REQUIRED WORK
Copy out all of the data below with no alterations.
┌─ THE DATA
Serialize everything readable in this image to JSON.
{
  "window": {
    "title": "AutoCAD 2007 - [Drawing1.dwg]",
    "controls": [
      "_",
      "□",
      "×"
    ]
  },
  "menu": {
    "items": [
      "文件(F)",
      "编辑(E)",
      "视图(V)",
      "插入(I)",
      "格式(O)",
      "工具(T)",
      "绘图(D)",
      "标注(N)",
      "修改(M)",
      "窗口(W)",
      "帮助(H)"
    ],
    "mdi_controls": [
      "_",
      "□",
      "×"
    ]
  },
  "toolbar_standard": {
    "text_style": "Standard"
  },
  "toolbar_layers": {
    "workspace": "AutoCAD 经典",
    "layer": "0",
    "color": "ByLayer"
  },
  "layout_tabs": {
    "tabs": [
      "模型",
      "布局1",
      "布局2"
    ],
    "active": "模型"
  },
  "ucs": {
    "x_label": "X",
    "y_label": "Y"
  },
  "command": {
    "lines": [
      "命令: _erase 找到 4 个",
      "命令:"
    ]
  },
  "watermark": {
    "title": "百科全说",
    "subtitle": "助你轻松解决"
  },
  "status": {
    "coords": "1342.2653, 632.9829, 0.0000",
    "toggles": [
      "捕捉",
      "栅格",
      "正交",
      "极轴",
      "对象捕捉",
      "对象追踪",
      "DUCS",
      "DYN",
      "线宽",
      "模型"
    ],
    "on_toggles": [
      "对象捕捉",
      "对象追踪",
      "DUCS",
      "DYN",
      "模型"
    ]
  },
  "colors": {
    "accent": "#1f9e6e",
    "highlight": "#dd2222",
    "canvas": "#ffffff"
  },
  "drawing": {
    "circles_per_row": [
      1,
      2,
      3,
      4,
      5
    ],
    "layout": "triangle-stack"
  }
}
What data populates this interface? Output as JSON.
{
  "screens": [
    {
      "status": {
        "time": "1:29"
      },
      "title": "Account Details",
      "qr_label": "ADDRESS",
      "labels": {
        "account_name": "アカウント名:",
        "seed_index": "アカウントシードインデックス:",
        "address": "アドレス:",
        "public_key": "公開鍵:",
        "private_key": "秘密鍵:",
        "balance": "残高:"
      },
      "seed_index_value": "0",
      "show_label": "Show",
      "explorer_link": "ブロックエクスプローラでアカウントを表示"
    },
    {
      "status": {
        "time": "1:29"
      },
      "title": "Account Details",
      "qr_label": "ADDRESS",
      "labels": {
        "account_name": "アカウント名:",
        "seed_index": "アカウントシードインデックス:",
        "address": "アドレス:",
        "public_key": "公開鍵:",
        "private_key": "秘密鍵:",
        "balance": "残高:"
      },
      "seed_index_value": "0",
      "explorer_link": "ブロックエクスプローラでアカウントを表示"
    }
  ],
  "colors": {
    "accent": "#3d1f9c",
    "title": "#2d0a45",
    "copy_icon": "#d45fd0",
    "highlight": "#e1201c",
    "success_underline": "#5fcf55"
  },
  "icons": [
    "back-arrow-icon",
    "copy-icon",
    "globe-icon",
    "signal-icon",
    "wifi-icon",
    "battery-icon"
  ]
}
└─
EXPECTED OUTPUT
Serialize everything readable in this image to JSON.
{
  "window": {
    "title": "AutoCAD 2007 - [Drawing1.dwg]",
    "controls": [
      "_",
      "□",
      "×"
    ]
  },
  "menu": {
    "items": [
      "文件(F)",
      "编辑(E)",
      "视图(V)",
      "插入(I)",
      "格式(O)",
      "工具(T)",
      "绘图(D)",
      "标注(N)",
      "修改(M)",
      "窗口(W)",
      "帮助(H)"
    ],
    "mdi_controls": [
      "_",
      "□",
      "×"
    ]
  },
  "toolbar_standard": {
    "text_style": "Standard"
  },
  "toolbar_layers": {
    "workspace": "AutoCAD 经典",
    "layer": "0",
    "color": "ByLayer"
  },
  "layout_tabs": {
    "tabs": [
      "模型",
      "布局1",
      "布局2"
    ],
    "active": "模型"
  },
  "ucs": {
    "x_label": "X",
    "y_label": "Y"
  },
  "command": {
    "lines": [
      "命令: _erase 找到 4 个",
      "命令:"
    ]
  },
  "watermark": {
    "title": "百科全说",
    "subtitle": "助你轻松解决"
  },
  "status": {
    "coords": "1342.2653, 632.9829, 0.0000",
    "toggles": [
      "捕捉",
      "栅格",
      "正交",
      "极轴",
      "对象捕捉",
      "对象追踪",
      "DUCS",
      "DYN",
      "线宽",
      "模型"
    ],
    "on_toggles": [
      "对象捕捉",
      "对象追踪",
      "DUCS",
      "DYN",
      "模型"
    ]
  },
  "colors": {
    "accent": "#1f9e6e",
    "highlight": "#dd2222",
    "canvas": "#ffffff"
  },
  "drawing": {
    "circles_per_row": [
      1,
      2,
      3,
      4,
      5
    ],
    "layout": "triangle-stack"
  }
}
What data populates this interface? Output as JSON.
{
  "screens": [
    {
      "status": {
        "time": "1:29"
      },
      "title": "Account Details",
      "qr_label": "ADDRESS",
      "labels": {
        "account_name": "アカウント名:",
        "seed_index": "アカウントシードインデックス:",
        "address": "アドレス:",
        "public_key": "公開鍵:",
        "private_key": "秘密鍵:",
        "balance": "残高:"
      },
      "seed_index_value": "0",
      "show_label": "Show",
      "explorer_link": "ブロックエクスプローラでアカウントを表示"
    },
    {
      "status": {
        "time": "1:29"
      },
      "title": "Account Details",
      "qr_label": "ADDRESS",
      "labels": {
        "account_name": "アカウント名:",
        "seed_index": "アカウントシードインデックス:",
        "address": "アドレス:",
        "public_key": "公開鍵:",
        "private_key": "秘密鍵:",
        "balance": "残高:"
      },
      "seed_index_value": "0",
      "explorer_link": "ブロックエクスプローラでアカウントを表示"
    }
  ],
  "colors": {
    "accent": "#3d1f9c",
    "title": "#2d0a45",
    "copy_icon": "#d45fd0",
    "highlight": "#e1201c",
    "success_underline": "#5fcf55"
  },
  "icons": [
    "back-arrow-icon",
    "copy-icon",
    "globe-icon",
    "signal-icon",
    "wifi-icon",
    "battery-icon"
  ]
}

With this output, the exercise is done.